What to produce>
From the material below, list every line containing "Динамический".

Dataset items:
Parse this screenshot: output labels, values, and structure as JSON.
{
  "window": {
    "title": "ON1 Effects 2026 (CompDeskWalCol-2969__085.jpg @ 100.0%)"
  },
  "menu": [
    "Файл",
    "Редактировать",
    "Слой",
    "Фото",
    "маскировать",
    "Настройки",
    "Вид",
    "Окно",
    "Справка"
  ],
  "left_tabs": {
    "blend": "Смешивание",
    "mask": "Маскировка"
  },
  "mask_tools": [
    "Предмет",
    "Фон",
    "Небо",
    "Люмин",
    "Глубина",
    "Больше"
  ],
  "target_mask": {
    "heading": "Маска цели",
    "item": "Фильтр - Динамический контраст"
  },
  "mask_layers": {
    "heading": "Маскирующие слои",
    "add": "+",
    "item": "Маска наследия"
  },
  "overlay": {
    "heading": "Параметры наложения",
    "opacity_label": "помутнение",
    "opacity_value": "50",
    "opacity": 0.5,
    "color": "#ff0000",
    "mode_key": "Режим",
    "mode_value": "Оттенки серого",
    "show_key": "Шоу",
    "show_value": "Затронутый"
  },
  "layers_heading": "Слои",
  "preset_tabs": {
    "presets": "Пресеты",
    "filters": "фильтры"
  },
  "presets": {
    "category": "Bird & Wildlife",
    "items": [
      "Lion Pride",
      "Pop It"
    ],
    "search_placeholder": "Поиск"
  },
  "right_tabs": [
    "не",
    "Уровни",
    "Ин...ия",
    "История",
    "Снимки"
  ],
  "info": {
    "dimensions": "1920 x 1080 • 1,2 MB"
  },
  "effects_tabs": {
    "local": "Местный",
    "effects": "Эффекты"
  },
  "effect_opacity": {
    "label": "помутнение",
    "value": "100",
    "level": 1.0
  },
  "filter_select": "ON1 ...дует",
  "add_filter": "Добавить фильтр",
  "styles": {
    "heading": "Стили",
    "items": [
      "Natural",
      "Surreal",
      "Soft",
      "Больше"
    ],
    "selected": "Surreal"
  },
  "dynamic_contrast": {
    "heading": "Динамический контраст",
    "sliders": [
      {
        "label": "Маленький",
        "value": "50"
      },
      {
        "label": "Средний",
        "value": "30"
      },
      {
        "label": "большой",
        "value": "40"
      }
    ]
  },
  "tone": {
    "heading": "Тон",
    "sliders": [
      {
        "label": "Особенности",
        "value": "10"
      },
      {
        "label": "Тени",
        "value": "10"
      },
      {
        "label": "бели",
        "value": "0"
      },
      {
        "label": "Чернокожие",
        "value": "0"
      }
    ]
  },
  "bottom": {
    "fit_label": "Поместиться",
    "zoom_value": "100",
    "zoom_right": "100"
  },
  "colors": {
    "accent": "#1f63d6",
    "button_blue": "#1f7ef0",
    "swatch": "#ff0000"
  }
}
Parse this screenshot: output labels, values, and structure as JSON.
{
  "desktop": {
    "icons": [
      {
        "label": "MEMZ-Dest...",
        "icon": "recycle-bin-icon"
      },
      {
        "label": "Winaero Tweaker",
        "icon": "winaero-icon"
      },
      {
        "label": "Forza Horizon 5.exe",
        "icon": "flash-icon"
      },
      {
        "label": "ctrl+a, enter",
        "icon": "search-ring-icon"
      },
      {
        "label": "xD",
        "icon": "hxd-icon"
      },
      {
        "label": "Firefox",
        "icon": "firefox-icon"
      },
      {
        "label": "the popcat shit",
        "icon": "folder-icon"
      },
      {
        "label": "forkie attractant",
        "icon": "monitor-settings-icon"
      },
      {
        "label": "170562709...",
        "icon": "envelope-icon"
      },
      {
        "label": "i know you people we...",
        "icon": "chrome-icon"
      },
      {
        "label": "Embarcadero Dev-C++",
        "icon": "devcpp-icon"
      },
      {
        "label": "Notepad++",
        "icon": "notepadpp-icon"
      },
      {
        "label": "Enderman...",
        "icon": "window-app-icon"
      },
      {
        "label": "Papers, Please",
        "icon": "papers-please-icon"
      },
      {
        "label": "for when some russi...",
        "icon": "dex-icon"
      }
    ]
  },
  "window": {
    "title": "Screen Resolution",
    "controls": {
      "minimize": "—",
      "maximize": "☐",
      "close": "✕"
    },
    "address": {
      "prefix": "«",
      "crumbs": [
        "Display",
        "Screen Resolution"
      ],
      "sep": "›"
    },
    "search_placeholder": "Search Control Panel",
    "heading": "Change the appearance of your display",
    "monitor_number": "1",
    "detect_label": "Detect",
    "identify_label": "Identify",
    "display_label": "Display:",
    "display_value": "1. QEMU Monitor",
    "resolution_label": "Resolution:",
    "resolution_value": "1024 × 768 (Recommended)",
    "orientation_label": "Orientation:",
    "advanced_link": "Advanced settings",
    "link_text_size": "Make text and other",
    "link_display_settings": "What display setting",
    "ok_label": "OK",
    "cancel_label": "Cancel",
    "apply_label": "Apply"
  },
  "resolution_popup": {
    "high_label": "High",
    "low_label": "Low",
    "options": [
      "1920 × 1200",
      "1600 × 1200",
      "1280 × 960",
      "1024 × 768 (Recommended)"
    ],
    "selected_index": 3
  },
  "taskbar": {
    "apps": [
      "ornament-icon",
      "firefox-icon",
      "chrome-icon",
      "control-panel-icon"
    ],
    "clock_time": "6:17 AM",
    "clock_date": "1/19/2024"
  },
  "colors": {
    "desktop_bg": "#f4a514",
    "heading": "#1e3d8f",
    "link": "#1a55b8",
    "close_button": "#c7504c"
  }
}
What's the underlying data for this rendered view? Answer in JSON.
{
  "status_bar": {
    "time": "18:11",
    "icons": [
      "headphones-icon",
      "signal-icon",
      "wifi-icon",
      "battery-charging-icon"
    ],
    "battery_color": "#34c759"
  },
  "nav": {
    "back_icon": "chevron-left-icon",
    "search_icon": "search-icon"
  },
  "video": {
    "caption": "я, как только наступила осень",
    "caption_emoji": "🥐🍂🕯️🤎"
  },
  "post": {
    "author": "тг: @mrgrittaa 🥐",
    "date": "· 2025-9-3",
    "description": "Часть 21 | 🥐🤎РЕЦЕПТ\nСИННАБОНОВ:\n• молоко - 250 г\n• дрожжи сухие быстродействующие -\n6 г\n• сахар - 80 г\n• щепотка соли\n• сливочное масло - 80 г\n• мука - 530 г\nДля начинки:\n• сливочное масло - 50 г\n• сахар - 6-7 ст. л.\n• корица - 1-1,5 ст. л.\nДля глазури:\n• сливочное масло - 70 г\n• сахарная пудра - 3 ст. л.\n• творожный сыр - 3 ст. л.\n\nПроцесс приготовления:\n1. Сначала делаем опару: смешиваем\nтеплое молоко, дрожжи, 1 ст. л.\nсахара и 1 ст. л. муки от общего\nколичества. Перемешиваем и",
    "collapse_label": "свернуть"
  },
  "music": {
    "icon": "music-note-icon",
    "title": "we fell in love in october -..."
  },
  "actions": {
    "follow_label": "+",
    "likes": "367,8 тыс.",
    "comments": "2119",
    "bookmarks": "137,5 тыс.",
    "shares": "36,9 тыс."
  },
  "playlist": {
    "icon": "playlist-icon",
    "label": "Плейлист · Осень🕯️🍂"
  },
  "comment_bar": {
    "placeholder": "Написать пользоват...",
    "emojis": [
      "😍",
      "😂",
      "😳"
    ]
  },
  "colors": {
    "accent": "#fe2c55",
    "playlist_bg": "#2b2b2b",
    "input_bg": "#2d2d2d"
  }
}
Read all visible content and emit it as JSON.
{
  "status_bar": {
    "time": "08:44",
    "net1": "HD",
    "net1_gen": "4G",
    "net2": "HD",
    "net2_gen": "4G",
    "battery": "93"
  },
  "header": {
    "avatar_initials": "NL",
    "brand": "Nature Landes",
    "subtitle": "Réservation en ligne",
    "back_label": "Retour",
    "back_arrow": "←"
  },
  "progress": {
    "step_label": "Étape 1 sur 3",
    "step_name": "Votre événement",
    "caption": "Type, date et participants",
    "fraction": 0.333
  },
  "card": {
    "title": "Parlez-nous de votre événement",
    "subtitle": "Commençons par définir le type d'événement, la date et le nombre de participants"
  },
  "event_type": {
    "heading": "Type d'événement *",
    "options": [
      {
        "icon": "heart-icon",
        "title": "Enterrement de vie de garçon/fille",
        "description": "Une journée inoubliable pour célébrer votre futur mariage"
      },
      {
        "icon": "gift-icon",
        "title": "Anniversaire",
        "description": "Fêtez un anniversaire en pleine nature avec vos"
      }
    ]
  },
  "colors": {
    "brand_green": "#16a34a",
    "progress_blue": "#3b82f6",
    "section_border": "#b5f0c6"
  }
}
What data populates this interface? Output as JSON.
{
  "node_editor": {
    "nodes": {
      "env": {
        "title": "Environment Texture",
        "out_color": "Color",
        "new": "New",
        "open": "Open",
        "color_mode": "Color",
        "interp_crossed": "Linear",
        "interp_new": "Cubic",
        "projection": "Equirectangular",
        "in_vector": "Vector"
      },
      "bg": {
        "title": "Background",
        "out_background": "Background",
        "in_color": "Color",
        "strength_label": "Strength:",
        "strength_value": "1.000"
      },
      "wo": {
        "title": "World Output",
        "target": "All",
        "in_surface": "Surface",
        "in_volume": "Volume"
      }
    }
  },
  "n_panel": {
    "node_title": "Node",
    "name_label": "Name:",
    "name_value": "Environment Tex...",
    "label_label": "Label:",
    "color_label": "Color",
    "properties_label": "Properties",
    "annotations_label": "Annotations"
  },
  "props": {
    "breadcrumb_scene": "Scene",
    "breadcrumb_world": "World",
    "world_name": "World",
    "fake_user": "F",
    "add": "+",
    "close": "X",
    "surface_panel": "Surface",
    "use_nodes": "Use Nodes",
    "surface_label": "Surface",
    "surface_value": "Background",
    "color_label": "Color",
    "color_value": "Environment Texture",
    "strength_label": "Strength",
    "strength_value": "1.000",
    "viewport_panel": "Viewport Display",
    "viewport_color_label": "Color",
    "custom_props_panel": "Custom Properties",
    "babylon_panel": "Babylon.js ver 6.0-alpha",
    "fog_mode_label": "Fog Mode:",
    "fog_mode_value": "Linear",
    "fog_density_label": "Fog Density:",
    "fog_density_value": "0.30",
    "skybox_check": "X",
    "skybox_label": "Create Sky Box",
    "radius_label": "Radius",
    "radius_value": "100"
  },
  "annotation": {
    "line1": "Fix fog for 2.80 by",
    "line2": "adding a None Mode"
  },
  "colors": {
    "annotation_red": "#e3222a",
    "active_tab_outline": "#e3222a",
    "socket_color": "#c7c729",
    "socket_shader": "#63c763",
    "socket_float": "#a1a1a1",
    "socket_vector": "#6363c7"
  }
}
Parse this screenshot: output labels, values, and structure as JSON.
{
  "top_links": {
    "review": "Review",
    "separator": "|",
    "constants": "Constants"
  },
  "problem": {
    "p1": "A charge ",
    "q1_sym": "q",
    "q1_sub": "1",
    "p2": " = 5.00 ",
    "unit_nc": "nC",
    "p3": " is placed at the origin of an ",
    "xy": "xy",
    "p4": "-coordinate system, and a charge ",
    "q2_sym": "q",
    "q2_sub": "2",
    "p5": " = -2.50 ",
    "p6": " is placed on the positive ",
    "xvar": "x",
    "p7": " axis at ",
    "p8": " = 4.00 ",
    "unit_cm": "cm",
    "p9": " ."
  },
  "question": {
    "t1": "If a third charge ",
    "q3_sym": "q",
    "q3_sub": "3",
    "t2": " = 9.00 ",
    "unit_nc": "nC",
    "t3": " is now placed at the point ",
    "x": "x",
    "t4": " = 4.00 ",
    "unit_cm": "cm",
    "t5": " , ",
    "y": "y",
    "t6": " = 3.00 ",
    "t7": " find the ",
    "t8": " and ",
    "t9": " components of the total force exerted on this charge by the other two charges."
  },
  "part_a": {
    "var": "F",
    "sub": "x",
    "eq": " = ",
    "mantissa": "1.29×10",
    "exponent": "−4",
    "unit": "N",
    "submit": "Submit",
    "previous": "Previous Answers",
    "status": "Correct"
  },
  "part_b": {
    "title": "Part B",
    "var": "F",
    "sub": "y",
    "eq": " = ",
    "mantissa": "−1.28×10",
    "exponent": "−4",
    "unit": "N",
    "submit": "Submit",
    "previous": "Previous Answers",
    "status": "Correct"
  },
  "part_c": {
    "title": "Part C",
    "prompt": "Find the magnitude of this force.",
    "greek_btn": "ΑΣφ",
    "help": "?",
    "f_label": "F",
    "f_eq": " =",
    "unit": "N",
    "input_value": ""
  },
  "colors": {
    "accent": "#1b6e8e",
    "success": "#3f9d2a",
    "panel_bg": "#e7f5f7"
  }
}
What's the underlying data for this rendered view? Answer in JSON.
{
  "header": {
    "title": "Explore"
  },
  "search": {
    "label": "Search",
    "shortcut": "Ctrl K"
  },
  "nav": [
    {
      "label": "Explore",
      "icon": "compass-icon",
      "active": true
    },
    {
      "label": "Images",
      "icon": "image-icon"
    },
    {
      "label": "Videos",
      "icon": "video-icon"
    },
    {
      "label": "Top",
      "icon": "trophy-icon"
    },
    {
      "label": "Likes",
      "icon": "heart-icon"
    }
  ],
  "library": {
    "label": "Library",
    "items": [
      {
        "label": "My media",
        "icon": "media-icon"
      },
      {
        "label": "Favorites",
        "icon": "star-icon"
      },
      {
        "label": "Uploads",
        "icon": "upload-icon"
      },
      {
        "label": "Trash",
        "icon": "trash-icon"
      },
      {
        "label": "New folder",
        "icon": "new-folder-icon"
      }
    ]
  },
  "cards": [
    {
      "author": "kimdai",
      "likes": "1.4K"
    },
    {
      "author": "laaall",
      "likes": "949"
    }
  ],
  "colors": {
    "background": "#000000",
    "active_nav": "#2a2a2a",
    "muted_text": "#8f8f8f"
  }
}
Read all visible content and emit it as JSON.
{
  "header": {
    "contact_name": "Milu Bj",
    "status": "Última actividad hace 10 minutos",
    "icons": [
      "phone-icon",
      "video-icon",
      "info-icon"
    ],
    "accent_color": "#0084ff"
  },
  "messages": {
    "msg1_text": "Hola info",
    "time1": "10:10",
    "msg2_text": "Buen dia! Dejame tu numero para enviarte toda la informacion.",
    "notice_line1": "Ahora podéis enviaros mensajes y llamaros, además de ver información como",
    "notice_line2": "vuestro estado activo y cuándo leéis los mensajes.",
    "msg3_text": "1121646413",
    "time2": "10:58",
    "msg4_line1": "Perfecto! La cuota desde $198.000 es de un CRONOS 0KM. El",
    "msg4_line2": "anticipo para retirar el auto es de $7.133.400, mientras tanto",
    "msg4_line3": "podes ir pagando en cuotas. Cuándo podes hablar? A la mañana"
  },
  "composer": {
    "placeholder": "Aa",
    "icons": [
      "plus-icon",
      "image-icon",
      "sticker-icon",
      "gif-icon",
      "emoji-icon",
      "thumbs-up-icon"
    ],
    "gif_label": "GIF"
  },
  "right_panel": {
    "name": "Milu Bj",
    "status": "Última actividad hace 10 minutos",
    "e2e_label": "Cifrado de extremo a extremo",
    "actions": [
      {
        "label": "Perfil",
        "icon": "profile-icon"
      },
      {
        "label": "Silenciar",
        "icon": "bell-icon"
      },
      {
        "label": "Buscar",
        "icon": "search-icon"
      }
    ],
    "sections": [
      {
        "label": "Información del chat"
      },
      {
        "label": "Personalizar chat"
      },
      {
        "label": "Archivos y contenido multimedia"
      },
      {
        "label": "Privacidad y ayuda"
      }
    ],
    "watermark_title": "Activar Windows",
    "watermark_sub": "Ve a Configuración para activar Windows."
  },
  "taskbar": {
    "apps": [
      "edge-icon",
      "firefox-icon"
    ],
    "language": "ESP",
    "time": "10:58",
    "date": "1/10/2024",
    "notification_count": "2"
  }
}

In response>
    "item": "Фильтр - Динамический контраст"
    "heading": "Динамический контраст",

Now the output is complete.